__WHAT IS EXPECTED__. Exactly reproduce the entries, dropping any pictures from your copy.

## start RECORDS FOR THE EXERCISE

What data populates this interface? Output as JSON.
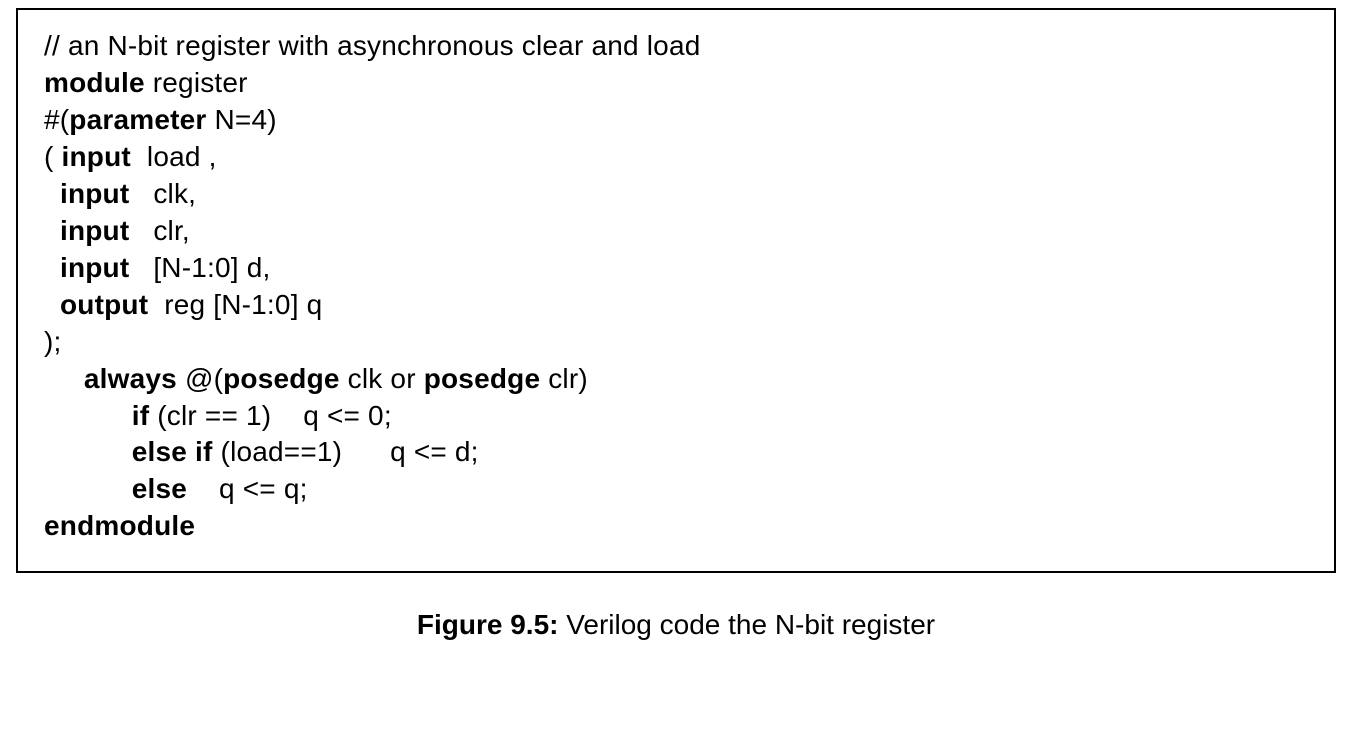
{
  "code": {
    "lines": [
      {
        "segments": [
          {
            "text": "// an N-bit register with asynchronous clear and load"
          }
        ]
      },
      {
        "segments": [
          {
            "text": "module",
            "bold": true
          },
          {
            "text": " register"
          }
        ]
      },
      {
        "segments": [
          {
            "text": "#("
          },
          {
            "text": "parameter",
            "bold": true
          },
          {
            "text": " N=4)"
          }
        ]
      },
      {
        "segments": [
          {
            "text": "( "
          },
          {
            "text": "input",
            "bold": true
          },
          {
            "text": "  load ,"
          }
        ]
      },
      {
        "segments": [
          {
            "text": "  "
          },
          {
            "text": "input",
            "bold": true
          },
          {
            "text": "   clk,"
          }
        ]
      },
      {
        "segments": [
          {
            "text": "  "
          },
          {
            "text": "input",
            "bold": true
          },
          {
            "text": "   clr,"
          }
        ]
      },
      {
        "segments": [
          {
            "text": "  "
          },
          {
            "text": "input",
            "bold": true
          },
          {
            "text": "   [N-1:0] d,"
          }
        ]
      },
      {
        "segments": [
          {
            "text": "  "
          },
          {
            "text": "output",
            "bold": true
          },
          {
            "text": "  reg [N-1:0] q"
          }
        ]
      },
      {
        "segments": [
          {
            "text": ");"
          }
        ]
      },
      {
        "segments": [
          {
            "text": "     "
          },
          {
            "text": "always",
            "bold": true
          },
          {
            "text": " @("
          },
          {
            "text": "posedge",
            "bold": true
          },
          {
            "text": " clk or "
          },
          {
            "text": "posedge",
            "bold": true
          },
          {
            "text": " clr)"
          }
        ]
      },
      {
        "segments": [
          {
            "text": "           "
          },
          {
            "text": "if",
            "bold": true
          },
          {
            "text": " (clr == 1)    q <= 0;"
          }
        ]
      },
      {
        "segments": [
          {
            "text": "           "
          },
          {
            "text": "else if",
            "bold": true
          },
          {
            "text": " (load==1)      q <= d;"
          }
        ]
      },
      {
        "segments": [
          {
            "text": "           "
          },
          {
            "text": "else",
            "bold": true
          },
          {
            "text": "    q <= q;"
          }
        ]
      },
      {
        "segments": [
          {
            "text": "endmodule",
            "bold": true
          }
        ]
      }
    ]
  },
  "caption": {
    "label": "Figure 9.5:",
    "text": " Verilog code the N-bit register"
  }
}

## end RECORDS FOR THE EXERCISE

__REPLY__.
What data populates this interface? Output as JSON.
{
  "code": {
    "lines": [
      {
        "segments": [
          {
            "text": "// an N-bit register with asynchronous clear and load"
          }
        ]
      },
      {
        "segments": [
          {
            "text": "module",
            "bold": true
          },
          {
            "text": " register"
          }
        ]
      },
      {
        "segments": [
          {
            "text": "#("
          },
          {
            "text": "parameter",
            "bold": true
          },
          {
            "text": " N=4)"
          }
        ]
      },
      {
        "segments": [
          {
            "text": "( "
          },
          {
            "text": "input",
            "bold": true
          },
          {
            "text": "  load ,"
          }
        ]
      },
      {
        "segments": [
          {
            "text": "  "
          },
          {
            "text": "input",
            "bold": true
          },
          {
            "text": "   clk,"
          }
        ]
      },
      {
        "segments": [
          {
            "text": "  "
          },
          {
            "text": "input",
            "bold": true
          },
          {
            "text": "   clr,"
          }
        ]
      },
      {
        "segments": [
          {
            "text": "  "
          },
          {
            "text": "input",
            "bold": true
          },
          {
            "text": "   [N-1:0] d,"
          }
        ]
      },
      {
        "segments": [
          {
            "text": "  "
          },
          {
            "text": "output",
            "bold": true
          },
          {
            "text": "  reg [N-1:0] q"
          }
        ]
      },
      {
        "segments": [
          {
            "text": ");"
          }
        ]
      },
      {
        "segments": [
          {
            "text": "     "
          },
          {
            "text": "always",
            "bold": true
          },
          {
            "text": " @("
          },
          {
            "text": "posedge",
            "bold": true
          },
          {
            "text": " clk or "
          },
          {
            "text": "posedge",
            "bold": true
          },
          {
            "text": " clr)"
          }
        ]
      },
      {
        "segments": [
          {
            "text": "           "
          },
          {
            "text": "if",
            "bold": true
          },
          {
            "text": " (clr == 1)    q <= 0;"
          }
        ]
      },
      {
        "segments": [
          {
            "text": "           "
          },
          {
            "text": "else if",
            "bold": true
          },
          {
            "text": " (load==1)      q <= d;"
          }
        ]
      },
      {
        "segments": [
          {
            "text": "           "
          },
          {
            "text": "else",
            "bold": true
          },
          {
            "text": "    q <= q;"
          }
        ]
      },
      {
        "segments": [
          {
            "text": "endmodule",
            "bold": true
          }
        ]
      }
    ]
  },
  "caption": {
    "label": "Figure 9.5:",
    "text": " Verilog code the N-bit register"
  }
}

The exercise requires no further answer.